======== Supplied records ========

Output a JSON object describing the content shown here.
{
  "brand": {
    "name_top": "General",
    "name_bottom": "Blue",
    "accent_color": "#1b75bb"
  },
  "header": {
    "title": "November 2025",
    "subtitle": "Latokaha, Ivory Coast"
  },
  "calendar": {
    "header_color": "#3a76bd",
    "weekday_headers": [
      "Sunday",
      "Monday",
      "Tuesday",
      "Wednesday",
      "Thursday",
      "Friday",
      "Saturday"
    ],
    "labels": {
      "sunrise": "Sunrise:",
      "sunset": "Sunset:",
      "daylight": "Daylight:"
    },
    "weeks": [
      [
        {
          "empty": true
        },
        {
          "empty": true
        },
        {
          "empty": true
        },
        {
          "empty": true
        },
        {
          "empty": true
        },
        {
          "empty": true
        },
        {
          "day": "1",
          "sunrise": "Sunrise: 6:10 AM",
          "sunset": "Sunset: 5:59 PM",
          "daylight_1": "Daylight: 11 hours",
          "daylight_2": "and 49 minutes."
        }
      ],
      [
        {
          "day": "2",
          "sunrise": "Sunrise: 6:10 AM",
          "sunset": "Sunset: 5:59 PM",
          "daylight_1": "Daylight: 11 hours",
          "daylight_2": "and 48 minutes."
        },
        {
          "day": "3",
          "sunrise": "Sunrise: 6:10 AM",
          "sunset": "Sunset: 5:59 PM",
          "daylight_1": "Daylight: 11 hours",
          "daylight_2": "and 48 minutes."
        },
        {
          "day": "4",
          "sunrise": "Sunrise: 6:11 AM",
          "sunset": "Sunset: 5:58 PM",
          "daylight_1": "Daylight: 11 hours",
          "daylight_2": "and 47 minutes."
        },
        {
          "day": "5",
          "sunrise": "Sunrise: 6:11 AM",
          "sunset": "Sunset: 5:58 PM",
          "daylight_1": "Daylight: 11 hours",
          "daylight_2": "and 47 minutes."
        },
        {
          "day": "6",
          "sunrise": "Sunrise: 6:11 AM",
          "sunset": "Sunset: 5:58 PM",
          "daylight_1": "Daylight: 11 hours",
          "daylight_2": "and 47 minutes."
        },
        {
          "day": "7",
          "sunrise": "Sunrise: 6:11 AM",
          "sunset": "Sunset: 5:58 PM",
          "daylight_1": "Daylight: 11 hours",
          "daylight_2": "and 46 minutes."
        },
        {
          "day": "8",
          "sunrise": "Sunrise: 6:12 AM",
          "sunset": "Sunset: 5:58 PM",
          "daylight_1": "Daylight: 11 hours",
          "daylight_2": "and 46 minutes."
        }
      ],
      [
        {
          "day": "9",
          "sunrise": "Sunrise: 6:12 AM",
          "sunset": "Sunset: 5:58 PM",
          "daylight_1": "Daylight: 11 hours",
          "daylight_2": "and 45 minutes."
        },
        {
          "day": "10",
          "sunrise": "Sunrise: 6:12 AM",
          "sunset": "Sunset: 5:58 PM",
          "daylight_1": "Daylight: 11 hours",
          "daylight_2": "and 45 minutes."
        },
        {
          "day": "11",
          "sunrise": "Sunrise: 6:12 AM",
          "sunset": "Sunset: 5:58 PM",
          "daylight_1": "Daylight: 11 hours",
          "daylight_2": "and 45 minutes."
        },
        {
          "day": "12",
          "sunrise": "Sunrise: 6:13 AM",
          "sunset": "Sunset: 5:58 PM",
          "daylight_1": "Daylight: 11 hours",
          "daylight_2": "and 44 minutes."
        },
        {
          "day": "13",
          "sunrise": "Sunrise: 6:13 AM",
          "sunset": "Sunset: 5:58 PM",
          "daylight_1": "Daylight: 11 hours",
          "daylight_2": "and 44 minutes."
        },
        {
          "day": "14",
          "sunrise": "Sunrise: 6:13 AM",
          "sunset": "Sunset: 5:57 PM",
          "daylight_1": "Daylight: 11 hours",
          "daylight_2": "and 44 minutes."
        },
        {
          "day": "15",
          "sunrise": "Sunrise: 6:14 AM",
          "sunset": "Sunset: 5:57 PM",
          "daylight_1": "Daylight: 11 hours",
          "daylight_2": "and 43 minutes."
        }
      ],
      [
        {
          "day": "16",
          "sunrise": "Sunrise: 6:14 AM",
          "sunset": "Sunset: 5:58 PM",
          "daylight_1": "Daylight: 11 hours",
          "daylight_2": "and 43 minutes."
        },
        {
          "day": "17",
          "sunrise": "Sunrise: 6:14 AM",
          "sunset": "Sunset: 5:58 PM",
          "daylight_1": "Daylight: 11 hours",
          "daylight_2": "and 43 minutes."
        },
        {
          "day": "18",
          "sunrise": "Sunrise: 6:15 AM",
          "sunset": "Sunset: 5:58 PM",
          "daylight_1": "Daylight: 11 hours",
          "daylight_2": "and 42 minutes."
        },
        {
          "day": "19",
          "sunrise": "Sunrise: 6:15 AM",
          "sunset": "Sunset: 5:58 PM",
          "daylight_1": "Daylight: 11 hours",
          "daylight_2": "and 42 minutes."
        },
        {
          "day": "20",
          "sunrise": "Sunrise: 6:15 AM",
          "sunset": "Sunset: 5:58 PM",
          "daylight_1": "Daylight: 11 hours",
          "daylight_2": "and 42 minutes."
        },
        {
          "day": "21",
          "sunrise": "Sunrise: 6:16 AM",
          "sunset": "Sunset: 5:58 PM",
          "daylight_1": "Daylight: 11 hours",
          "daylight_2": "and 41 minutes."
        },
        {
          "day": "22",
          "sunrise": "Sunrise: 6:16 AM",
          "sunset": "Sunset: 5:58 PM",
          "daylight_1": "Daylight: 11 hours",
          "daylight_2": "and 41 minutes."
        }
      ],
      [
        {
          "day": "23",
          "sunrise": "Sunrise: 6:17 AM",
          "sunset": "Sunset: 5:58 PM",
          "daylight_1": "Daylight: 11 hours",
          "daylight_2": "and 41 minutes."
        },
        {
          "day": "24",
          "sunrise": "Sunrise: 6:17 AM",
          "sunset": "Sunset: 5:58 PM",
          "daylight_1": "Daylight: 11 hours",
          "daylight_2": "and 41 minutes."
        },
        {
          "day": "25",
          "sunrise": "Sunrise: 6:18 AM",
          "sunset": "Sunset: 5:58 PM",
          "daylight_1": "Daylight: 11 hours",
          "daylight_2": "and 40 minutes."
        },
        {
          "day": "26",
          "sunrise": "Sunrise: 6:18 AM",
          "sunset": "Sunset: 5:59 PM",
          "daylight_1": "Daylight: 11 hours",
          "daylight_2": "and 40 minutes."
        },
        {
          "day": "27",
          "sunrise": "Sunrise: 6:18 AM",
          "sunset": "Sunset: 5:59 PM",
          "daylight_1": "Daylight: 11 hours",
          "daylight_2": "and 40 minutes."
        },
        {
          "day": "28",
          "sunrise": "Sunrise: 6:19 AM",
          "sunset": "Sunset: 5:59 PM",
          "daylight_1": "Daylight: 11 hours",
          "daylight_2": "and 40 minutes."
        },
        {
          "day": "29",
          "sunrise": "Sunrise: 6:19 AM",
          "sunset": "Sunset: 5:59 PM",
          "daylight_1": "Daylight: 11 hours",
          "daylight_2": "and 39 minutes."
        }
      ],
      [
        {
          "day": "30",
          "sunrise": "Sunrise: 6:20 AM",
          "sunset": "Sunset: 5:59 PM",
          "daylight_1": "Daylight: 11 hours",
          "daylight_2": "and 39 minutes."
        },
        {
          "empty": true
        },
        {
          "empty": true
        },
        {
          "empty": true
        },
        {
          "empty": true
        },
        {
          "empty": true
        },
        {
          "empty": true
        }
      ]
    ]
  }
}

========

- **Set exercise**
Each line above is to be repeated exactly.

- **Result**
Output a JSON object describing the content shown here.
{
  "brand": {
    "name_top": "General",
    "name_bottom": "Blue",
    "accent_color": "#1b75bb"
  },
  "header": {
    "title": "November 2025",
    "subtitle": "Latokaha, Ivory Coast"
  },
  "calendar": {
    "header_color": "#3a76bd",
    "weekday_headers": [
      "Sunday",
      "Monday",
      "Tuesday",
      "Wednesday",
      "Thursday",
      "Friday",
      "Saturday"
    ],
    "labels": {
      "sunrise": "Sunrise:",
      "sunset": "Sunset:",
      "daylight": "Daylight:"
    },
    "weeks": [
      [
        {
          "empty": true
        },
        {
          "empty": true
        },
        {
          "empty": true
        },
        {
          "empty": true
        },
        {
          "empty": true
        },
        {
          "empty": true
        },
        {
          "day": "1",
          "sunrise": "Sunrise: 6:10 AM",
          "sunset": "Sunset: 5:59 PM",
          "daylight_1": "Daylight: 11 hours",
          "daylight_2": "and 49 minutes."
        }
      ],
      [
        {
          "day": "2",
          "sunrise": "Sunrise: 6:10 AM",
          "sunset": "Sunset: 5:59 PM",
          "daylight_1": "Daylight: 11 hours",
          "daylight_2": "and 48 minutes."
        },
        {
          "day": "3",
          "sunrise": "Sunrise: 6:10 AM",
          "sunset": "Sunset: 5:59 PM",
          "daylight_1": "Daylight: 11 hours",
          "daylight_2": "and 48 minutes."
        },
        {
          "day": "4",
          "sunrise": "Sunrise: 6:11 AM",
          "sunset": "Sunset: 5:58 PM",
          "daylight_1": "Daylight: 11 hours",
          "daylight_2": "and 47 minutes."
        },
        {
          "day": "5",
          "sunrise": "Sunrise: 6:11 AM",
          "sunset": "Sunset: 5:58 PM",
          "daylight_1": "Daylight: 11 hours",
          "daylight_2": "and 47 minutes."
        },
        {
          "day": "6",
          "sunrise": "Sunrise: 6:11 AM",
          "sunset": "Sunset: 5:58 PM",
          "daylight_1": "Daylight: 11 hours",
          "daylight_2": "and 47 minutes."
        },
        {
          "day": "7",
          "sunrise": "Sunrise: 6:11 AM",
          "sunset": "Sunset: 5:58 PM",
          "daylight_1": "Daylight: 11 hours",
          "daylight_2": "and 46 minutes."
        },
        {
          "day": "8",
          "sunrise": "Sunrise: 6:12 AM",
          "sunset": "Sunset: 5:58 PM",
          "daylight_1": "Daylight: 11 hours",
          "daylight_2": "and 46 minutes."
        }
      ],
      [
        {
          "day": "9",
          "sunrise": "Sunrise: 6:12 AM",
          "sunset": "Sunset: 5:58 PM",
          "daylight_1": "Daylight: 11 hours",
          "daylight_2": "and 45 minutes."
        },
        {
          "day": "10",
          "sunrise": "Sunrise: 6:12 AM",
          "sunset": "Sunset: 5:58 PM",
          "daylight_1": "Daylight: 11 hours",
          "daylight_2": "and 45 minutes."
        },
        {
          "day": "11",
          "sunrise": "Sunrise: 6:12 AM",
          "sunset": "Sunset: 5:58 PM",
          "daylight_1": "Daylight: 11 hours",
          "daylight_2": "and 45 minutes."
        },
        {
          "day": "12",
          "sunrise": "Sunrise: 6:13 AM",
          "sunset": "Sunset: 5:58 PM",
          "daylight_1": "Daylight: 11 hours",
          "daylight_2": "and 44 minutes."
        },
        {
          "day": "13",
          "sunrise": "Sunrise: 6:13 AM",
          "sunset": "Sunset: 5:58 PM",
          "daylight_1": "Daylight: 11 hours",
          "daylight_2": "and 44 minutes."
        },
        {
          "day": "14",
          "sunrise": "Sunrise: 6:13 AM",
          "sunset": "Sunset: 5:57 PM",
          "daylight_1": "Daylight: 11 hours",
          "daylight_2": "and 44 minutes."
        },
        {
          "day": "15",
          "sunrise": "Sunrise: 6:14 AM",
          "sunset": "Sunset: 5:57 PM",
          "daylight_1": "Daylight: 11 hours",
          "daylight_2": "and 43 minutes."
        }
      ],
      [
        {
          "day": "16",
          "sunrise": "Sunrise: 6:14 AM",
          "sunset": "Sunset: 5:58 PM",
          "daylight_1": "Daylight: 11 hours",
          "daylight_2": "and 43 minutes."
        },
        {
          "day": "17",
          "sunrise": "Sunrise: 6:14 AM",
          "sunset": "Sunset: 5:58 PM",
          "daylight_1": "Daylight: 11 hours",
          "daylight_2": "and 43 minutes."
        },
        {
          "day": "18",
          "sunrise": "Sunrise: 6:15 AM",
          "sunset": "Sunset: 5:58 PM",
          "daylight_1": "Daylight: 11 hours",
          "daylight_2": "and 42 minutes."
        },
        {
          "day": "19",
          "sunrise": "Sunrise: 6:15 AM",
          "sunset": "Sunset: 5:58 PM",
          "daylight_1": "Daylight: 11 hours",
          "daylight_2": "and 42 minutes."
        },
        {
          "day": "20",
          "sunrise": "Sunrise: 6:15 AM",
          "sunset": "Sunset: 5:58 PM",
          "daylight_1": "Daylight: 11 hours",
          "daylight_2": "and 42 minutes."
        },
        {
          "day": "21",
          "sunrise": "Sunrise: 6:16 AM",
          "sunset": "Sunset: 5:58 PM",
          "daylight_1": "Daylight: 11 hours",
          "daylight_2": "and 41 minutes."
        },
        {
          "day": "22",
          "sunrise": "Sunrise: 6:16 AM",
          "sunset": "Sunset: 5:58 PM",
          "daylight_1": "Daylight: 11 hours",
          "daylight_2": "and 41 minutes."
        }
      ],
      [
        {
          "day": "23",
          "sunrise": "Sunrise: 6:17 AM",
          "sunset": "Sunset: 5:58 PM",
          "daylight_1": "Daylight: 11 hours",
          "daylight_2": "and 41 minutes."
        },
        {
          "day": "24",
          "sunrise": "Sunrise: 6:17 AM",
          "sunset": "Sunset: 5:58 PM",
          "daylight_1": "Daylight: 11 hours",
          "daylight_2": "and 41 minutes."
        },
        {
          "day": "25",
          "sunrise": "Sunrise: 6:18 AM",
          "sunset": "Sunset: 5:58 PM",
          "daylight_1": "Daylight: 11 hours",
          "daylight_2": "and 40 minutes."
        },
        {
          "day": "26",
          "sunrise": "Sunrise: 6:18 AM",
          "sunset": "Sunset: 5:59 PM",
          "daylight_1": "Daylight: 11 hours",
          "daylight_2": "and 40 minutes."
        },
        {
          "day": "27",
          "sunrise": "Sunrise: 6:18 AM",
          "sunset": "Sunset: 5:59 PM",
          "daylight_1": "Daylight: 11 hours",
          "daylight_2": "and 40 minutes."
        },
        {
          "day": "28",
          "sunrise": "Sunrise: 6:19 AM",
          "sunset": "Sunset: 5:59 PM",
          "daylight_1": "Daylight: 11 hours",
          "daylight_2": "and 40 minutes."
        },
        {
          "day": "29",
          "sunrise": "Sunrise: 6:19 AM",
          "sunset": "Sunset: 5:59 PM",
          "daylight_1": "Daylight: 11 hours",
          "daylight_2": "and 39 minutes."
        }
      ],
      [
        {
          "day": "30",
          "sunrise": "Sunrise: 6:20 AM",
          "sunset": "Sunset: 5:59 PM",
          "daylight_1": "Daylight: 11 hours",
          "daylight_2": "and 39 minutes."
        },
        {
          "empty": true
        },
        {
          "empty": true
        },
        {
          "empty": true
        },
        {
          "empty": true
        },
        {
          "empty": true
        },
        {
          "empty": true
        }
      ]
    ]
  }
}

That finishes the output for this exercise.